» SET EXERCISE:
Repeat every line exactly, keeping the pictures out of the copy.

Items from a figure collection
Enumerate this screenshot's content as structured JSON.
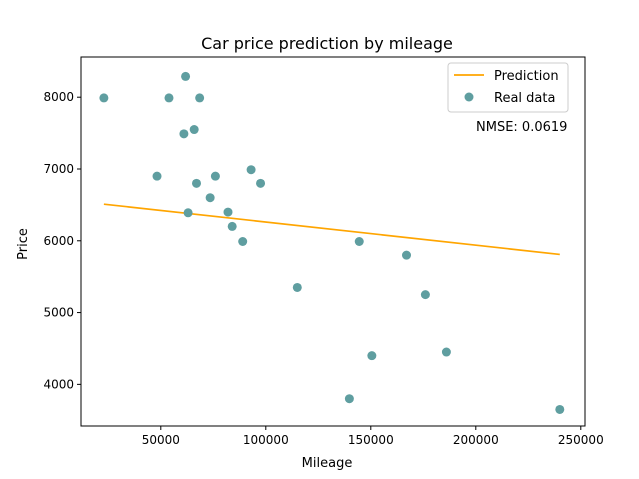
{
  "chart_data": {
    "type": "scatter",
    "title": "Car price prediction by mileage",
    "xlabel": "Mileage",
    "ylabel": "Price",
    "xlim": [
      12000,
      252000
    ],
    "ylim": [
      3420,
      8560
    ],
    "xticks": [
      50000,
      100000,
      150000,
      200000,
      250000
    ],
    "yticks": [
      4000,
      5000,
      6000,
      7000,
      8000
    ],
    "grid": false,
    "legend_position": "top-right",
    "colors": {
      "prediction": "#ffa500",
      "real_data": "#5f9ea0"
    },
    "series": [
      {
        "name": "Real data",
        "kind": "scatter",
        "x": [
          22900,
          48200,
          53900,
          61000,
          61800,
          63000,
          65900,
          67000,
          68500,
          73500,
          76000,
          82000,
          84000,
          89000,
          93000,
          97500,
          115000,
          139800,
          144500,
          150500,
          167000,
          176000,
          186000,
          240000
        ],
        "y": [
          7990,
          6900,
          7990,
          7490,
          8290,
          6390,
          7550,
          6800,
          7990,
          6600,
          6900,
          6400,
          6200,
          5990,
          6990,
          6800,
          5350,
          3800,
          5990,
          4400,
          5800,
          5250,
          4450,
          3650
        ]
      },
      {
        "name": "Prediction",
        "kind": "line",
        "x": [
          22900,
          240000
        ],
        "y": [
          6510,
          5810
        ]
      }
    ],
    "annotation": "NMSE: 0.0619"
  }
}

» SOLUTION:
Enumerate this screenshot's content as structured JSON.
{
  "chart_data": {
    "type": "scatter",
    "title": "Car price prediction by mileage",
    "xlabel": "Mileage",
    "ylabel": "Price",
    "xlim": [
      12000,
      252000
    ],
    "ylim": [
      3420,
      8560
    ],
    "xticks": [
      50000,
      100000,
      150000,
      200000,
      250000
    ],
    "yticks": [
      4000,
      5000,
      6000,
      7000,
      8000
    ],
    "grid": false,
    "legend_position": "top-right",
    "colors": {
      "prediction": "#ffa500",
      "real_data": "#5f9ea0"
    },
    "series": [
      {
        "name": "Real data",
        "kind": "scatter",
        "x": [
          22900,
          48200,
          53900,
          61000,
          61800,
          63000,
          65900,
          67000,
          68500,
          73500,
          76000,
          82000,
          84000,
          89000,
          93000,
          97500,
          115000,
          139800,
          144500,
          150500,
          167000,
          176000,
          186000,
          240000
        ],
        "y": [
          7990,
          6900,
          7990,
          7490,
          8290,
          6390,
          7550,
          6800,
          7990,
          6600,
          6900,
          6400,
          6200,
          5990,
          6990,
          6800,
          5350,
          3800,
          5990,
          4400,
          5800,
          5250,
          4450,
          3650
        ]
      },
      {
        "name": "Prediction",
        "kind": "line",
        "x": [
          22900,
          240000
        ],
        "y": [
          6510,
          5810
        ]
      }
    ],
    "annotation": "NMSE: 0.0619"
  }
}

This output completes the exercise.